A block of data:
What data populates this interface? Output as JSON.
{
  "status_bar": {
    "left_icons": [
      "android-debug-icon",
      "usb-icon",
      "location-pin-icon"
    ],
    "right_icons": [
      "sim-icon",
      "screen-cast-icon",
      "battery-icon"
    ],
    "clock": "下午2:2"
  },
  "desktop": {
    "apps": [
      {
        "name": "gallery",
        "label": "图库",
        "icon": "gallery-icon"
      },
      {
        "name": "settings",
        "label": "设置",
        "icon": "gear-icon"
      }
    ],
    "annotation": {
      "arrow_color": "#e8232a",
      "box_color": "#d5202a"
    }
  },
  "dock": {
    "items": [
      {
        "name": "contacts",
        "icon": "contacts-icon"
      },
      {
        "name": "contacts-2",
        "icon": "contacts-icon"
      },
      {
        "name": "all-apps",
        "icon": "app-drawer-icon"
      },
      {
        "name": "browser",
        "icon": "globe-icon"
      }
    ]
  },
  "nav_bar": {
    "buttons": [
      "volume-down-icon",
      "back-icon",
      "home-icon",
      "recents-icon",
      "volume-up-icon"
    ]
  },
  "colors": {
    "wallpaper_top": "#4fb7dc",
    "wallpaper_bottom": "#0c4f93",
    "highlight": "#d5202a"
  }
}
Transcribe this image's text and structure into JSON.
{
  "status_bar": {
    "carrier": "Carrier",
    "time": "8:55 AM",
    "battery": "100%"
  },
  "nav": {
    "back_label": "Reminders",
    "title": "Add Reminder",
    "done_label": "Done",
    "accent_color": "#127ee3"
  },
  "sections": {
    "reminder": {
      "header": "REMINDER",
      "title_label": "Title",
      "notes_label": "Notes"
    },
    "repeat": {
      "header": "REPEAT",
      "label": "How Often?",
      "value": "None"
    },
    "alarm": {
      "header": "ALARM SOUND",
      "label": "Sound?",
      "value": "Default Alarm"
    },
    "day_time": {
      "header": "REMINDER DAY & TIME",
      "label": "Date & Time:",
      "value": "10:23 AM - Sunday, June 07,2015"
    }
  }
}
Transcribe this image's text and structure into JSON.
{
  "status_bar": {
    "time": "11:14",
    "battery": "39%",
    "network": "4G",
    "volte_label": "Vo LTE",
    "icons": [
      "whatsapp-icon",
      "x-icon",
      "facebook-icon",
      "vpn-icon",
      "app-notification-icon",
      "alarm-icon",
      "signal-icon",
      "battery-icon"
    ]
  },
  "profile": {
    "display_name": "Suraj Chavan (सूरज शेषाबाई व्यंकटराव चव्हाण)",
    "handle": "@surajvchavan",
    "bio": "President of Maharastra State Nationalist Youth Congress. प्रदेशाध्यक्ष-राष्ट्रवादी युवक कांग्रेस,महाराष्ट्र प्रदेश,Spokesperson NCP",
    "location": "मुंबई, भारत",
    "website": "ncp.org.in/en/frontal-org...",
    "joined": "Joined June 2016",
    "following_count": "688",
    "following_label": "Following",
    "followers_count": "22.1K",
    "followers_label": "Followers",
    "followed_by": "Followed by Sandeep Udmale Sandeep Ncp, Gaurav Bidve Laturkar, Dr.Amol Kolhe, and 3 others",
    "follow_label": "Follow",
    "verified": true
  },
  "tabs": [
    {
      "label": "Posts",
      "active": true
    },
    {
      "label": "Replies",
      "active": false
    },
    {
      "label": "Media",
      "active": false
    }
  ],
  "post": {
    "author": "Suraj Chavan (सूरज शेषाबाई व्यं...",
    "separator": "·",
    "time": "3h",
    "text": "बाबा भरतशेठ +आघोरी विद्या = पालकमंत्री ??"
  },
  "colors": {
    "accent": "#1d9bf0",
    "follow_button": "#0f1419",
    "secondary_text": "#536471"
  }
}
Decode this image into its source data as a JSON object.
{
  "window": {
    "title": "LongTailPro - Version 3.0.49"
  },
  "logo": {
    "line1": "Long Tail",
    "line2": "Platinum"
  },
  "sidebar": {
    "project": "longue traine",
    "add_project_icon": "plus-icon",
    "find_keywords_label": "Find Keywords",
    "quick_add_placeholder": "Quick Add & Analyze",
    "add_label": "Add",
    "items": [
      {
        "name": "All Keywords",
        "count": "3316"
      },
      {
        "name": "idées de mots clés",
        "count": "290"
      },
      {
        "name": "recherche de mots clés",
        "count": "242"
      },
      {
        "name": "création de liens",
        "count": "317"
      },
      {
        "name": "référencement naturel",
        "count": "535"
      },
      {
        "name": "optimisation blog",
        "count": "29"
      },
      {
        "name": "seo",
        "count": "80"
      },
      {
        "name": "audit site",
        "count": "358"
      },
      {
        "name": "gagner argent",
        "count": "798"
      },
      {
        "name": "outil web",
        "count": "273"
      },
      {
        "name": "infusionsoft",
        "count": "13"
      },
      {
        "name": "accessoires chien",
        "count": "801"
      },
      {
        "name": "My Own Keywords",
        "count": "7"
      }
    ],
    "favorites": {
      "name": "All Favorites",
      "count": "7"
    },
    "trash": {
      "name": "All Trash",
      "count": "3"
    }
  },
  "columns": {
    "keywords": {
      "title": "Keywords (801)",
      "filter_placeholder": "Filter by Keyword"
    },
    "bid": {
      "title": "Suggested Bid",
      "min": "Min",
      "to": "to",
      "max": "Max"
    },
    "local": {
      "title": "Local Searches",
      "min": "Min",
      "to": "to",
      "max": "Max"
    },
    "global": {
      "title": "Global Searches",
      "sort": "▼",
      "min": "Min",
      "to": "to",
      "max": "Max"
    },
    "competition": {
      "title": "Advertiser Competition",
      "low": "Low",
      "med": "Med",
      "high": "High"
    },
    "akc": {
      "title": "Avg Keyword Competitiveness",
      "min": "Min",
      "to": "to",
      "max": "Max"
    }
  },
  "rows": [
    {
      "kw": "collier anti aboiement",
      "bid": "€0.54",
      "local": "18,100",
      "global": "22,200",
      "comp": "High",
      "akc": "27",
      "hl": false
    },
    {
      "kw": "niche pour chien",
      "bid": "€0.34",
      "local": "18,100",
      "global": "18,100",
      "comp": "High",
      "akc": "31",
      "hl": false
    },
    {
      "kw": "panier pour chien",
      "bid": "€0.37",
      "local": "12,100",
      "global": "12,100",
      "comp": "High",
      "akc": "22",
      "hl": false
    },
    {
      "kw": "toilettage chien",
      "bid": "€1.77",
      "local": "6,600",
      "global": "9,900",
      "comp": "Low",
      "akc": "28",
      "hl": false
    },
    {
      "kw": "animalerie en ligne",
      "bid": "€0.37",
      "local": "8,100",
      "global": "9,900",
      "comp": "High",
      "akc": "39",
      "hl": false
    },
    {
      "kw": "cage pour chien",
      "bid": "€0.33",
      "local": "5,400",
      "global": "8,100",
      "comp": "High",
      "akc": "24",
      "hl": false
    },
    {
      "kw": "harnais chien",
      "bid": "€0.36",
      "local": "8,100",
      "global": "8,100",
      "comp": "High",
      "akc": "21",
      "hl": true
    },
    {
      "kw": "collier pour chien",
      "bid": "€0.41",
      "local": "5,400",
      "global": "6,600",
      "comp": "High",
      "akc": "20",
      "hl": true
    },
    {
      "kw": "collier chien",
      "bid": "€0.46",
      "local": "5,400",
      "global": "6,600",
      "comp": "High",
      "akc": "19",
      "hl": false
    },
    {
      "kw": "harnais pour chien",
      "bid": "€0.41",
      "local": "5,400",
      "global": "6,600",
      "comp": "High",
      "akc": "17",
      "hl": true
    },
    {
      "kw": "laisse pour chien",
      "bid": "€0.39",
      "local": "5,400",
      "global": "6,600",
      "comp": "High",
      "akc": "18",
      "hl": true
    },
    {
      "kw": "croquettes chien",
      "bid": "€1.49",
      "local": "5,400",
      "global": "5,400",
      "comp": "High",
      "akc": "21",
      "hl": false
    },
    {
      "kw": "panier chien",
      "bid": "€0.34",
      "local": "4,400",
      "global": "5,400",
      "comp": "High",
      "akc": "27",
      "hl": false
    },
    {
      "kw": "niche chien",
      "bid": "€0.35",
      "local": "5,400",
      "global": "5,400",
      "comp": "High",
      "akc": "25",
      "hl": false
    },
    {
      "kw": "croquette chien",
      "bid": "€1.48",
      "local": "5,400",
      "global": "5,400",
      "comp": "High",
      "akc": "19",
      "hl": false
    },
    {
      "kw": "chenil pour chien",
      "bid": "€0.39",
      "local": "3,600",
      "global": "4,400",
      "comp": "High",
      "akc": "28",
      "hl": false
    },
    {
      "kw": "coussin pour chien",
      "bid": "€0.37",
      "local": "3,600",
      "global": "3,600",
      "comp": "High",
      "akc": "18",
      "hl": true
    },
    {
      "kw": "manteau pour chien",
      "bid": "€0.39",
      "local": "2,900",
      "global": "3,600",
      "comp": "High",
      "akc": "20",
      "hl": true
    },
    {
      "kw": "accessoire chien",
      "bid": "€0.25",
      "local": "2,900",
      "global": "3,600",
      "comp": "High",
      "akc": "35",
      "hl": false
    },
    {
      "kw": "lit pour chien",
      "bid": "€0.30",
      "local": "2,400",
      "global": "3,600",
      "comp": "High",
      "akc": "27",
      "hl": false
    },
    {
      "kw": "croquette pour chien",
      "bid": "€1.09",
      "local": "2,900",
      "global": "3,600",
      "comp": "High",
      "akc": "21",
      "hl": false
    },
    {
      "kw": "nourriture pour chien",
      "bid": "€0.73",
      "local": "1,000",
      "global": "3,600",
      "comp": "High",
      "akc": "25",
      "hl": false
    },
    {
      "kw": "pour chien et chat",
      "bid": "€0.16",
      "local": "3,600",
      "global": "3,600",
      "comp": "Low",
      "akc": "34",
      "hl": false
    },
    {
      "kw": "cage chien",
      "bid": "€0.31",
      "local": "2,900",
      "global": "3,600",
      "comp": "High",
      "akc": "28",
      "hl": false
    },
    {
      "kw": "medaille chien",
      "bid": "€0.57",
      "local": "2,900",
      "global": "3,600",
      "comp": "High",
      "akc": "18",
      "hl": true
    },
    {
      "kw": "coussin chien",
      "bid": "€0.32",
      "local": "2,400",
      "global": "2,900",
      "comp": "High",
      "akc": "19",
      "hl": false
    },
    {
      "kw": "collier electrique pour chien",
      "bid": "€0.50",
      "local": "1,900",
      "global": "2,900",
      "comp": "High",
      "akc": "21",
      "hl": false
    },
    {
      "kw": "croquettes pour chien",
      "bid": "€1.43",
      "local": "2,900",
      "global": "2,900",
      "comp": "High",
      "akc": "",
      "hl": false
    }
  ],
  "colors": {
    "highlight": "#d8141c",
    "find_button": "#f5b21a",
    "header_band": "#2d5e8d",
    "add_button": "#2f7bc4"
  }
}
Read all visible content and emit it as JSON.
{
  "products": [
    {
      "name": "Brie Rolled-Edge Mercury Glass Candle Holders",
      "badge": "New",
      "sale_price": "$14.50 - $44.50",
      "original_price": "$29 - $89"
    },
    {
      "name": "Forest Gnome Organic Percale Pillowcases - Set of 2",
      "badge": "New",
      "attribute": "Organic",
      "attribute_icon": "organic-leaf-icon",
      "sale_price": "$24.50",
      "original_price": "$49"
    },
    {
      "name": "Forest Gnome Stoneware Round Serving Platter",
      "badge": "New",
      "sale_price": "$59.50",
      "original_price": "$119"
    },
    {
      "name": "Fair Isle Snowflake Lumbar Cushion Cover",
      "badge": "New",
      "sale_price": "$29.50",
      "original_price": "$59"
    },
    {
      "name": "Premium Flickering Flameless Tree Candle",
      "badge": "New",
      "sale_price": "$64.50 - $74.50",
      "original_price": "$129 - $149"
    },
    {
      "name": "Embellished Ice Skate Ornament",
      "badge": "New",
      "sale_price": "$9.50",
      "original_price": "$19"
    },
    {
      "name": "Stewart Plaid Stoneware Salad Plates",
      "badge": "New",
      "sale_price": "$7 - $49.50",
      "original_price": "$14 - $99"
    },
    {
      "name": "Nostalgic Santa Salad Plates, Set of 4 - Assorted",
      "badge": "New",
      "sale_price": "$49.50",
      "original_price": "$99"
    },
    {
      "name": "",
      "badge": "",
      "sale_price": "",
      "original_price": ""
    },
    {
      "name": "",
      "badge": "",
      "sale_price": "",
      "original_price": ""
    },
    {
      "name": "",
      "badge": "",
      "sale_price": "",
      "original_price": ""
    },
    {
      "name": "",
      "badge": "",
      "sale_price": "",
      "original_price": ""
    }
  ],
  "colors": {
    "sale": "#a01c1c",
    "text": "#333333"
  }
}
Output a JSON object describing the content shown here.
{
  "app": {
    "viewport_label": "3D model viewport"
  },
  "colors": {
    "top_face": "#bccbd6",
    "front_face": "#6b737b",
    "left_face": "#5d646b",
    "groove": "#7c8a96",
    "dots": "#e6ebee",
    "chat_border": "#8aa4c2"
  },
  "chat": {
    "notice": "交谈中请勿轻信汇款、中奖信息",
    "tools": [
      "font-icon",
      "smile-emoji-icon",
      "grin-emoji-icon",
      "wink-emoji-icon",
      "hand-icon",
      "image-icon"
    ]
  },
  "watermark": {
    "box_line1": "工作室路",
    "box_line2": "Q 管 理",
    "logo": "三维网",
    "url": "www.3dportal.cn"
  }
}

→ What to work on: Where a line above contains the word "clés", copy that line.

→ Complete response:
        "name": "idées de mots clés",
        "name": "recherche de mots clés",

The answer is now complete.